Task:
Identify all lines below that hold "acceptances" and collect them.

Information supplied:
:::::

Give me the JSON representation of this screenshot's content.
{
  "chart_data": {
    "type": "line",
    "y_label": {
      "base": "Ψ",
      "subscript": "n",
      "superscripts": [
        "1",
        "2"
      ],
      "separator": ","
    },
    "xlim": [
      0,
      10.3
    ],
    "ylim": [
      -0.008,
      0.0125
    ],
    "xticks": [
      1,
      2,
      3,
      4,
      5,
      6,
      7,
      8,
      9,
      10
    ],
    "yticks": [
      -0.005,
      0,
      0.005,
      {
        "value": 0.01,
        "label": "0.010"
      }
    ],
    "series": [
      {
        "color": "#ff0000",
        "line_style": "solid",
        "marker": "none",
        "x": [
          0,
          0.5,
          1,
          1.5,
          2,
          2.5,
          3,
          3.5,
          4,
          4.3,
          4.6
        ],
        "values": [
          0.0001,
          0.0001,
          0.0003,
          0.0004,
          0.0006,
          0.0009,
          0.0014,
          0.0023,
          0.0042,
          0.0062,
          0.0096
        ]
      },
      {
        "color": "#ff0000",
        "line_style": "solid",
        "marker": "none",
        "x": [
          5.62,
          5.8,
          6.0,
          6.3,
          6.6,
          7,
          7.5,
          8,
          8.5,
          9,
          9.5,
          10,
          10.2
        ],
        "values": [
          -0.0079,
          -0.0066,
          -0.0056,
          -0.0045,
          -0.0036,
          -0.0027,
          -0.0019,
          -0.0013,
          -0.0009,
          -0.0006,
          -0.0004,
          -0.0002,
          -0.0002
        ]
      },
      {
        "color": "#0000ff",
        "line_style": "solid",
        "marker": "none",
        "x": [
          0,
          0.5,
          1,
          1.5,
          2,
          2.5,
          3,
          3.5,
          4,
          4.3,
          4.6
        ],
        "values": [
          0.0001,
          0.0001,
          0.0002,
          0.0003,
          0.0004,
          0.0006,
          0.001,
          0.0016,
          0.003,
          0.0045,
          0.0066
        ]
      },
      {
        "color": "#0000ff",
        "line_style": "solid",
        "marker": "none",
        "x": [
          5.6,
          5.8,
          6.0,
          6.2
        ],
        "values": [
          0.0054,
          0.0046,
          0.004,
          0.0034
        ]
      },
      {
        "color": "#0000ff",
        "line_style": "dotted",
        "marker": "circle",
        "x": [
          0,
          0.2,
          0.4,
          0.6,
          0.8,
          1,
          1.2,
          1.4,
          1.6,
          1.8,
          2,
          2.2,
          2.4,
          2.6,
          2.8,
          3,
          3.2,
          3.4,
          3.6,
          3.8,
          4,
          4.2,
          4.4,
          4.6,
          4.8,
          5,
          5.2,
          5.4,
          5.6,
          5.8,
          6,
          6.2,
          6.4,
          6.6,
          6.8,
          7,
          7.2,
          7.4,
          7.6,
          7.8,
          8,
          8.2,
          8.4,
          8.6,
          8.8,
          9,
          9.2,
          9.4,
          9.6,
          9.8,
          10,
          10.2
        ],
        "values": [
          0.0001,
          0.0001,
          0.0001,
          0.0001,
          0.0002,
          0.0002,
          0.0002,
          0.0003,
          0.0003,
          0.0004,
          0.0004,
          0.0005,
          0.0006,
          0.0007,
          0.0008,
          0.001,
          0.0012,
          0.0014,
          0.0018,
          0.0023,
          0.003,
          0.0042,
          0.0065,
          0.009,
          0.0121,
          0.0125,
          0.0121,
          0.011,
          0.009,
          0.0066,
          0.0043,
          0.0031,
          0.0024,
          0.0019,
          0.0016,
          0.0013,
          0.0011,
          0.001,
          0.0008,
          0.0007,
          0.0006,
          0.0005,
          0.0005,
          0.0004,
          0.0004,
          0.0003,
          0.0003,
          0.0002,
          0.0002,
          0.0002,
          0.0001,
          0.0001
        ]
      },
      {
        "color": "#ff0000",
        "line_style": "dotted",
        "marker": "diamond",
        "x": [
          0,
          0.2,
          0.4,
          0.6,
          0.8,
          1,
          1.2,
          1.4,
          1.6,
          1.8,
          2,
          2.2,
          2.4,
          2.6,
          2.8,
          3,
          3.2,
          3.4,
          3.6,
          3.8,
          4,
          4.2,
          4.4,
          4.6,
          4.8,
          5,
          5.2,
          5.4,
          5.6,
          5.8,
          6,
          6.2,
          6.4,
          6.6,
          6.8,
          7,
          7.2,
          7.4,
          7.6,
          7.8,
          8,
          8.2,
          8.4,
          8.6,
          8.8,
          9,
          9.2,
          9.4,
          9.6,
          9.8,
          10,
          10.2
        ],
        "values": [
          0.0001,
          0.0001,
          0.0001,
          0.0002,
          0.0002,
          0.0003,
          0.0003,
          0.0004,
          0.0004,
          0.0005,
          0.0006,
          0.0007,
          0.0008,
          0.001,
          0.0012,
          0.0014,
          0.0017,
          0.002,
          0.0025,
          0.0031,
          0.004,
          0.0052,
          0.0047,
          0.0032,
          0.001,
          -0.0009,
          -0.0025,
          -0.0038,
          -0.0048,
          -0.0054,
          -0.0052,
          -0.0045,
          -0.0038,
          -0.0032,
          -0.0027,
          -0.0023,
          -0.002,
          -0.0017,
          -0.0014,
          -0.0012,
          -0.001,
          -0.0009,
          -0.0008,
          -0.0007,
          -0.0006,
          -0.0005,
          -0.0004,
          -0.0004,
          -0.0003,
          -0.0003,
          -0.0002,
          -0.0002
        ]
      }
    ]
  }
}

:::::

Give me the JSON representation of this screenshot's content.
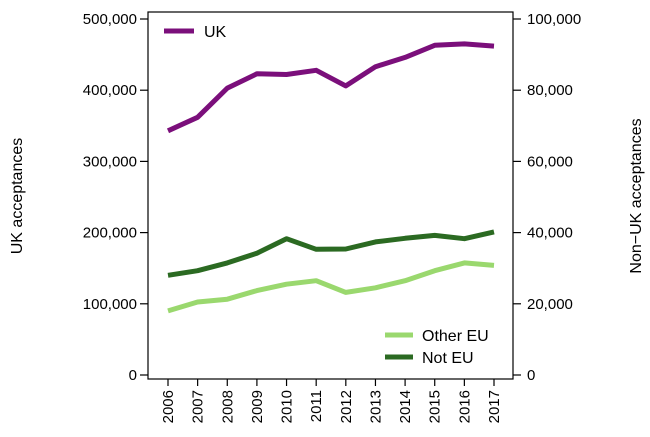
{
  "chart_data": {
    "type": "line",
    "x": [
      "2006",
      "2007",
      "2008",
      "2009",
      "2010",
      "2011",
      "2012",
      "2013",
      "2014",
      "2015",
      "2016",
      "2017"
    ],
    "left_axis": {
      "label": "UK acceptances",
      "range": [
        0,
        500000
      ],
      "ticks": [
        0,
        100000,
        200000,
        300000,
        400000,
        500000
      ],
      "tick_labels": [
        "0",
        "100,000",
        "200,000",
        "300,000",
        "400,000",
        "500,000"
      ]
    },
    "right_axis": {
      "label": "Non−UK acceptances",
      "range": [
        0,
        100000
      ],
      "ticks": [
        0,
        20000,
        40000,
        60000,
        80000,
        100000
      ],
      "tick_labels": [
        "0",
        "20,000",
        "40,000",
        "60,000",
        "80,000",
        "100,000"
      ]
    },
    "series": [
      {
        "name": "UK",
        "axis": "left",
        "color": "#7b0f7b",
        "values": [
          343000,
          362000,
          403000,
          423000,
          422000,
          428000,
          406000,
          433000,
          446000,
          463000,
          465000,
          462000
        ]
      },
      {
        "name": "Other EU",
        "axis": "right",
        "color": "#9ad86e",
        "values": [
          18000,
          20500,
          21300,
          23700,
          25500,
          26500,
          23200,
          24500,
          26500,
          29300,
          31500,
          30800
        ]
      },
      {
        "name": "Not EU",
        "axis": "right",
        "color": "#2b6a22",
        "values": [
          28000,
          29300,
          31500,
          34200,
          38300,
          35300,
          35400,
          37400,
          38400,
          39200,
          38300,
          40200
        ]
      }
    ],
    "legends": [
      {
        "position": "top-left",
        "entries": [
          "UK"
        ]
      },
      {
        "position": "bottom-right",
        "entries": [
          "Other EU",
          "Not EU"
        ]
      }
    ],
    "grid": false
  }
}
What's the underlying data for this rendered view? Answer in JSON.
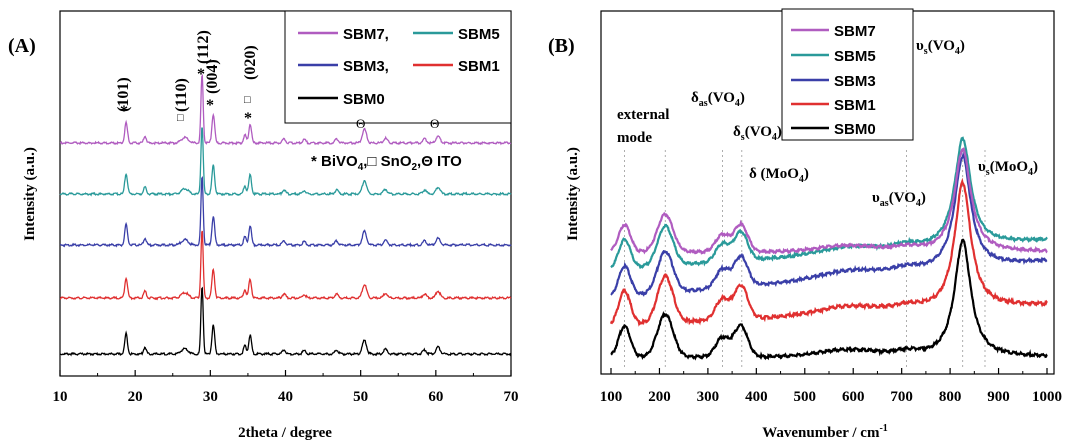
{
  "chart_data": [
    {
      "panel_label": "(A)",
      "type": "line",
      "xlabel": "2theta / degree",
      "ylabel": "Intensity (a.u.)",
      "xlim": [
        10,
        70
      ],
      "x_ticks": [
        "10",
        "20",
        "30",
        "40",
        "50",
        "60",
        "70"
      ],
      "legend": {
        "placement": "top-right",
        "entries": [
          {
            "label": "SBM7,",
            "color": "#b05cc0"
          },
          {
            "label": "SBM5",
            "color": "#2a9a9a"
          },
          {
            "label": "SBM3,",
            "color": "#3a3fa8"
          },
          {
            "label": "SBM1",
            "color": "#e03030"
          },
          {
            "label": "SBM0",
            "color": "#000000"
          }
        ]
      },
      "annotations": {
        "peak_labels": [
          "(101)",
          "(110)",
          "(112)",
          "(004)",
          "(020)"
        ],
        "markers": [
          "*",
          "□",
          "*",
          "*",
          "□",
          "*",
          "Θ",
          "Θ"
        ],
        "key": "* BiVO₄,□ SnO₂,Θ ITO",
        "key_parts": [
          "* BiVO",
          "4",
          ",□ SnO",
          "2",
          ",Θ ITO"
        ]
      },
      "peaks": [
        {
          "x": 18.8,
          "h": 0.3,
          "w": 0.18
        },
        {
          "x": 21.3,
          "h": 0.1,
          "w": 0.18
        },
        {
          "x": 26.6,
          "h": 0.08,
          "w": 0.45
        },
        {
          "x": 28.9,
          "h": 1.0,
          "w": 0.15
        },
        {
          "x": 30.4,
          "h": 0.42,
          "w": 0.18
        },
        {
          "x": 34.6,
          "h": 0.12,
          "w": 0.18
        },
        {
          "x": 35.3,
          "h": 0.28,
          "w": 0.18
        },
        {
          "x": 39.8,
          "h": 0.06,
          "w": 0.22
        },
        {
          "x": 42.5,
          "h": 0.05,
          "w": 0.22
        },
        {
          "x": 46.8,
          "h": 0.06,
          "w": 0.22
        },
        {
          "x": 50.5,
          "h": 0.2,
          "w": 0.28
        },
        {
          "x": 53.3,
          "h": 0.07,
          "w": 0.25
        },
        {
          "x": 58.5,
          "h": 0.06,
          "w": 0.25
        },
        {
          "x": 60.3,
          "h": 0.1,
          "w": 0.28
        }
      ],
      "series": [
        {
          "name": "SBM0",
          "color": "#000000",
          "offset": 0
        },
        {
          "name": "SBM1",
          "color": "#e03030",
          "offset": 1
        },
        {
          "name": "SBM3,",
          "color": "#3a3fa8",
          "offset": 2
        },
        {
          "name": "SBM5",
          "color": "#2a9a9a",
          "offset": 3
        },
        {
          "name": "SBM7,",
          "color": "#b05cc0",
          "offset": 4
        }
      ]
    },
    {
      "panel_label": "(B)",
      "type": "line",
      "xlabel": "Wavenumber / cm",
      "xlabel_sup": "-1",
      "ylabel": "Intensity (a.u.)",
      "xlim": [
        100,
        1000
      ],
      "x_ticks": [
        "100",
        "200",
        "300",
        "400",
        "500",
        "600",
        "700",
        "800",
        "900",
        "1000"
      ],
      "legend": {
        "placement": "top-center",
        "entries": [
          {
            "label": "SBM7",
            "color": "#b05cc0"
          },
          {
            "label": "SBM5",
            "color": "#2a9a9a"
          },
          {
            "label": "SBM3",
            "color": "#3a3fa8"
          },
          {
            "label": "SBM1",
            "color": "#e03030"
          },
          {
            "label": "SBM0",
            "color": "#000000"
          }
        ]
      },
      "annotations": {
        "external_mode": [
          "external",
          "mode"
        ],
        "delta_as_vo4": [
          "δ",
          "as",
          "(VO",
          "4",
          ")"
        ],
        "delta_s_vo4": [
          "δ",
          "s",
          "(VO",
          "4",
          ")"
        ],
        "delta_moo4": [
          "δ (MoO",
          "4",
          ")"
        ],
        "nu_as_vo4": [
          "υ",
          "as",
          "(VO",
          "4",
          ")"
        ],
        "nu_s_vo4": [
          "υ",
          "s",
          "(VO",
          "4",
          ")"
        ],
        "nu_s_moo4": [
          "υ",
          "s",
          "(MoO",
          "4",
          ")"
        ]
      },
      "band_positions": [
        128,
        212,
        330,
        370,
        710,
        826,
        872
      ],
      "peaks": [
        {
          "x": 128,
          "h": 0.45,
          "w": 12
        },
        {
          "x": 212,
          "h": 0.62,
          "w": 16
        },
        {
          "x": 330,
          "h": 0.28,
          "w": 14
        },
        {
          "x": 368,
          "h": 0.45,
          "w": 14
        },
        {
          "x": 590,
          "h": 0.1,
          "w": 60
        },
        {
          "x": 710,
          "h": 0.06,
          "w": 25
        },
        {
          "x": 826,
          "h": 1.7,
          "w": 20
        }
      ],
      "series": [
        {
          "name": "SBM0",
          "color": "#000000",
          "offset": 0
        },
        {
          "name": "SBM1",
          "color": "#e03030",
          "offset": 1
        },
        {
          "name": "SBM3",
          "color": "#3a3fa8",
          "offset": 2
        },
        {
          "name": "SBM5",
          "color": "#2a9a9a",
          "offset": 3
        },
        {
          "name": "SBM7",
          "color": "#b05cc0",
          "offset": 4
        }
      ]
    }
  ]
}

:::::

Answer:
      "label": "UK acceptances",
      "label": "Non−UK acceptances",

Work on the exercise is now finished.